>>>>
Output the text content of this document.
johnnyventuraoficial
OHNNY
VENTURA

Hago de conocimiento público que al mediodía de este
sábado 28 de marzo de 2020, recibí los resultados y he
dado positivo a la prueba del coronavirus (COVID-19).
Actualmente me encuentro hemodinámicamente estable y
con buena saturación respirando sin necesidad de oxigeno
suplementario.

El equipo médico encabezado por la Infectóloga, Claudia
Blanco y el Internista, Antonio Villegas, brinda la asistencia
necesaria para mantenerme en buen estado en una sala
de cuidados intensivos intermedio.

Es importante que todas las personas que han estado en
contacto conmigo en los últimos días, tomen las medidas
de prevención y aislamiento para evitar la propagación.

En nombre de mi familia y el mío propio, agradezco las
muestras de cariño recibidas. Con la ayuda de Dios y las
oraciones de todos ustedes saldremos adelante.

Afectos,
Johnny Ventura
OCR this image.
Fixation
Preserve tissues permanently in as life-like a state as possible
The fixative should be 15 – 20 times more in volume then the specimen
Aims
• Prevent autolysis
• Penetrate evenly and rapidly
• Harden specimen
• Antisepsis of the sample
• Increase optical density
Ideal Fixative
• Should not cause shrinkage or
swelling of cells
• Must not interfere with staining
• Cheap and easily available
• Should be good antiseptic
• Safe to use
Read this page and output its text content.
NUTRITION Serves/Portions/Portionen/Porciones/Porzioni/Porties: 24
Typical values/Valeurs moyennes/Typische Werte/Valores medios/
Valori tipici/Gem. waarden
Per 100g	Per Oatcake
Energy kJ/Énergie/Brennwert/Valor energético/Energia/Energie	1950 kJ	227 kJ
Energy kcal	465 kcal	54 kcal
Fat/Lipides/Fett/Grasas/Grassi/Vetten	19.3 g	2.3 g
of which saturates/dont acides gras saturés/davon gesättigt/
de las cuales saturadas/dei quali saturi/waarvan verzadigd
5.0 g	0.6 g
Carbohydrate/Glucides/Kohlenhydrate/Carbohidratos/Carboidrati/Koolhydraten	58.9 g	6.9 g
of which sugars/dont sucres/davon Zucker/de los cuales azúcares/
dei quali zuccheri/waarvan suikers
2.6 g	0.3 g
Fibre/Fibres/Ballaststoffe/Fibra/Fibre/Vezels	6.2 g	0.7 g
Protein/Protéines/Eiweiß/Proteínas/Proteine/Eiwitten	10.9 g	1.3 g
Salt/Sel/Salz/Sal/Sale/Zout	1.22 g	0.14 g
<<<<
TASK DIRECTIONS:
Output the data once more, exactly as it appears above.

TASK SOLUTION:
Output the text content of this document.
johnnyventuraoficial
OHNNY
VENTURA

Hago de conocimiento público que al mediodía de este
sábado 28 de marzo de 2020, recibí los resultados y he
dado positivo a la prueba del coronavirus (COVID-19).
Actualmente me encuentro hemodinámicamente estable y
con buena saturación respirando sin necesidad de oxigeno
suplementario.

El equipo médico encabezado por la Infectóloga, Claudia
Blanco y el Internista, Antonio Villegas, brinda la asistencia
necesaria para mantenerme en buen estado en una sala
de cuidados intensivos intermedio.

Es importante que todas las personas que han estado en
contacto conmigo en los últimos días, tomen las medidas
de prevención y aislamiento para evitar la propagación.

En nombre de mi familia y el mío propio, agradezco las
muestras de cariño recibidas. Con la ayuda de Dios y las
oraciones de todos ustedes saldremos adelante.

Afectos,
Johnny Ventura
OCR this image.
Fixation
Preserve tissues permanently in as life-like a state as possible
The fixative should be 15 – 20 times more in volume then the specimen
Aims
• Prevent autolysis
• Penetrate evenly and rapidly
• Harden specimen
• Antisepsis of the sample
• Increase optical density
Ideal Fixative
• Should not cause shrinkage or
swelling of cells
• Must not interfere with staining
• Cheap and easily available
• Should be good antiseptic
• Safe to use
Read this page and output its text content.
NUTRITION Serves/Portions/Portionen/Porciones/Porzioni/Porties: 24
Typical values/Valeurs moyennes/Typische Werte/Valores medios/
Valori tipici/Gem. waarden
Per 100g	Per Oatcake
Energy kJ/Énergie/Brennwert/Valor energético/Energia/Energie	1950 kJ	227 kJ
Energy kcal	465 kcal	54 kcal
Fat/Lipides/Fett/Grasas/Grassi/Vetten	19.3 g	2.3 g
of which saturates/dont acides gras saturés/davon gesättigt/
de las cuales saturadas/dei quali saturi/waarvan verzadigd
5.0 g	0.6 g
Carbohydrate/Glucides/Kohlenhydrate/Carbohidratos/Carboidrati/Koolhydraten	58.9 g	6.9 g
of which sugars/dont sucres/davon Zucker/de los cuales azúcares/
dei quali zuccheri/waarvan suikers
2.6 g	0.3 g
Fibre/Fibres/Ballaststoffe/Fibra/Fibre/Vezels	6.2 g	0.7 g
Protein/Protéines/Eiweiß/Proteínas/Proteine/Eiwitten	10.9 g	1.3 g
Salt/Sel/Salz/Sal/Sale/Zout	1.22 g	0.14 g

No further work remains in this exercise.